***** DATA SHOWN *****
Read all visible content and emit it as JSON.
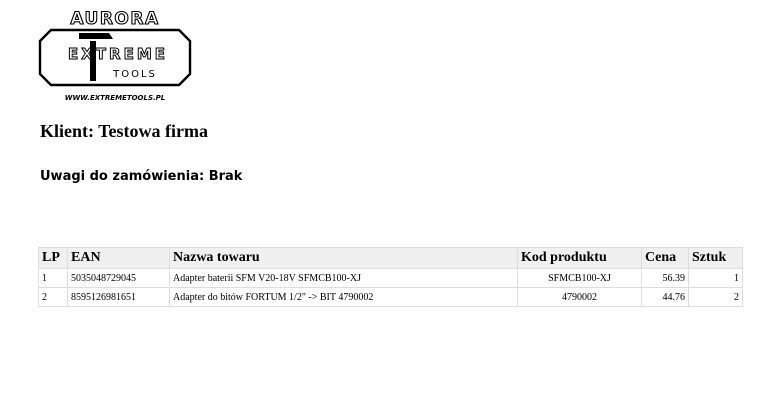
{
  "logo": {
    "top_text": "AURORA",
    "word_1": "EXTREME",
    "word_2": "TOOLS",
    "url": "WWW.EXTREMETOOLS.PL"
  },
  "client": {
    "label": "Klient:",
    "value": "Testowa firma"
  },
  "notes": {
    "label": "Uwagi do zamówienia:",
    "value": "Brak"
  },
  "table": {
    "headers": [
      "LP",
      "EAN",
      "Nazwa towaru",
      "Kod produktu",
      "Cena",
      "Sztuk"
    ],
    "rows": [
      [
        "1",
        "5035048729045",
        "Adapter baterii SFM V20-18V SFMCB100-XJ",
        "SFMCB100-XJ",
        "56.39",
        "1"
      ],
      [
        "2",
        "8595126981651",
        "Adapter do bitów FORTUM 1/2\" -> BIT 4790002",
        "4790002",
        "44.76",
        "2"
      ]
    ]
  }
}
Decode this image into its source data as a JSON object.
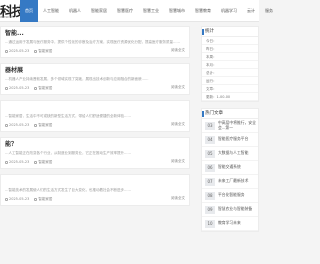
{
  "header": {
    "logo": "科技",
    "logo_sub": "www.cn",
    "nav": [
      "首页",
      "人工智能",
      "机器人",
      "智能家居",
      "智慧医疗",
      "智慧工业",
      "智慧城市",
      "智慧教育",
      "机器学习",
      "云计",
      "服务"
    ]
  },
  "articles": [
    {
      "title": "智能...",
      "excerpt": "…通过运用于发展与医疗服务中，提供个性化的诊断及治疗方案，实现医疗资源优化分配，提高医疗服务质量……",
      "date": "2025-05-23",
      "category": "智能家居",
      "more": "阅读全文"
    },
    {
      "title": "器材展",
      "excerpt": "…机器人产业持续蓬勃发展，多个领域实现了突破，展现出技术创新与应用融合的新面貌……",
      "date": "2025-05-23",
      "category": "智能家居",
      "more": "阅读全文"
    },
    {
      "title": "",
      "excerpt": "…智能家居，生活中不可或缺的新型生活方式，带给人们舒适便捷的全新体验……",
      "date": "2025-05-23",
      "category": "智能家居",
      "more": "阅读全文"
    },
    {
      "title": "能？",
      "excerpt": "…人工智能正在改变各个行业，从制造业到服务业，它正在推动生产效率提升……",
      "date": "2025-05-23",
      "category": "智能家居",
      "more": "阅读全文"
    },
    {
      "title": "",
      "excerpt": "…智能技术的发展使人们的生活方式发生了巨大变化，也推动着社会不断进步……",
      "date": "2025-05-23",
      "category": "智能家居",
      "more": "阅读全文"
    }
  ],
  "sidebar": {
    "stats_title": "统计",
    "stats": [
      "今日：",
      "昨日：",
      "本周：",
      "本月：",
      "总计：",
      "运行：",
      "文章：",
      "更新：1-00-00"
    ],
    "hot_title": "热门文章",
    "hot": [
      {
        "rank": "03",
        "text": "中高层中将推行，安全会...第一"
      },
      {
        "rank": "04",
        "text": "智能医疗服务平台"
      },
      {
        "rank": "05",
        "text": "大数据与人工智能"
      },
      {
        "rank": "06",
        "text": "智能交通系统"
      },
      {
        "rank": "07",
        "text": "未来工厂最新技术"
      },
      {
        "rank": "08",
        "text": "平台化智能服务"
      },
      {
        "rank": "09",
        "text": "智慧农业与智能装备"
      },
      {
        "rank": "10",
        "text": "教育学习未来"
      }
    ]
  }
}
*****
WORK INSTRUCTIONS >>
Restate the whole listing above exactly, except for its images.

REPLY TO THE EXERCISE >>
Read all visible content and emit it as JSON.
{
  "logo": {
    "top_text": "AURORA",
    "word_1": "EXTREME",
    "word_2": "TOOLS",
    "url": "WWW.EXTREMETOOLS.PL"
  },
  "client": {
    "label": "Klient:",
    "value": "Testowa firma"
  },
  "notes": {
    "label": "Uwagi do zamówienia:",
    "value": "Brak"
  },
  "table": {
    "headers": [
      "LP",
      "EAN",
      "Nazwa towaru",
      "Kod produktu",
      "Cena",
      "Sztuk"
    ],
    "rows": [
      [
        "1",
        "5035048729045",
        "Adapter baterii SFM V20-18V SFMCB100-XJ",
        "SFMCB100-XJ",
        "56.39",
        "1"
      ],
      [
        "2",
        "8595126981651",
        "Adapter do bitów FORTUM 1/2\" -> BIT 4790002",
        "4790002",
        "44.76",
        "2"
      ]
    ]
  }
}
Decode this image into its source data as a JSON object.
{
  "header": {
    "logo": "科技",
    "logo_sub": "www.cn",
    "nav": [
      "首页",
      "人工智能",
      "机器人",
      "智能家居",
      "智慧医疗",
      "智慧工业",
      "智慧城市",
      "智慧教育",
      "机器学习",
      "云计",
      "服务"
    ]
  },
  "articles": [
    {
      "title": "智能...",
      "excerpt": "…通过运用于发展与医疗服务中，提供个性化的诊断及治疗方案，实现医疗资源优化分配，提高医疗服务质量……",
      "date": "2025-05-23",
      "category": "智能家居",
      "more": "阅读全文"
    },
    {
      "title": "器材展",
      "excerpt": "…机器人产业持续蓬勃发展，多个领域实现了突破，展现出技术创新与应用融合的新面貌……",
      "date": "2025-05-23",
      "category": "智能家居",
      "more": "阅读全文"
    },
    {
      "title": "",
      "excerpt": "…智能家居，生活中不可或缺的新型生活方式，带给人们舒适便捷的全新体验……",
      "date": "2025-05-23",
      "category": "智能家居",
      "more": "阅读全文"
    },
    {
      "title": "能？",
      "excerpt": "…人工智能正在改变各个行业，从制造业到服务业，它正在推动生产效率提升……",
      "date": "2025-05-23",
      "category": "智能家居",
      "more": "阅读全文"
    },
    {
      "title": "",
      "excerpt": "…智能技术的发展使人们的生活方式发生了巨大变化，也推动着社会不断进步……",
      "date": "2025-05-23",
      "category": "智能家居",
      "more": "阅读全文"
    }
  ],
  "sidebar": {
    "stats_title": "统计",
    "stats": [
      "今日：",
      "昨日：",
      "本周：",
      "本月：",
      "总计：",
      "运行：",
      "文章：",
      "更新：1-00-00"
    ],
    "hot_title": "热门文章",
    "hot": [
      {
        "rank": "03",
        "text": "中高层中将推行，安全会...第一"
      },
      {
        "rank": "04",
        "text": "智能医疗服务平台"
      },
      {
        "rank": "05",
        "text": "大数据与人工智能"
      },
      {
        "rank": "06",
        "text": "智能交通系统"
      },
      {
        "rank": "07",
        "text": "未来工厂最新技术"
      },
      {
        "rank": "08",
        "text": "平台化智能服务"
      },
      {
        "rank": "09",
        "text": "智慧农业与智能装备"
      },
      {
        "rank": "10",
        "text": "教育学习未来"
      }
    ]
  }
}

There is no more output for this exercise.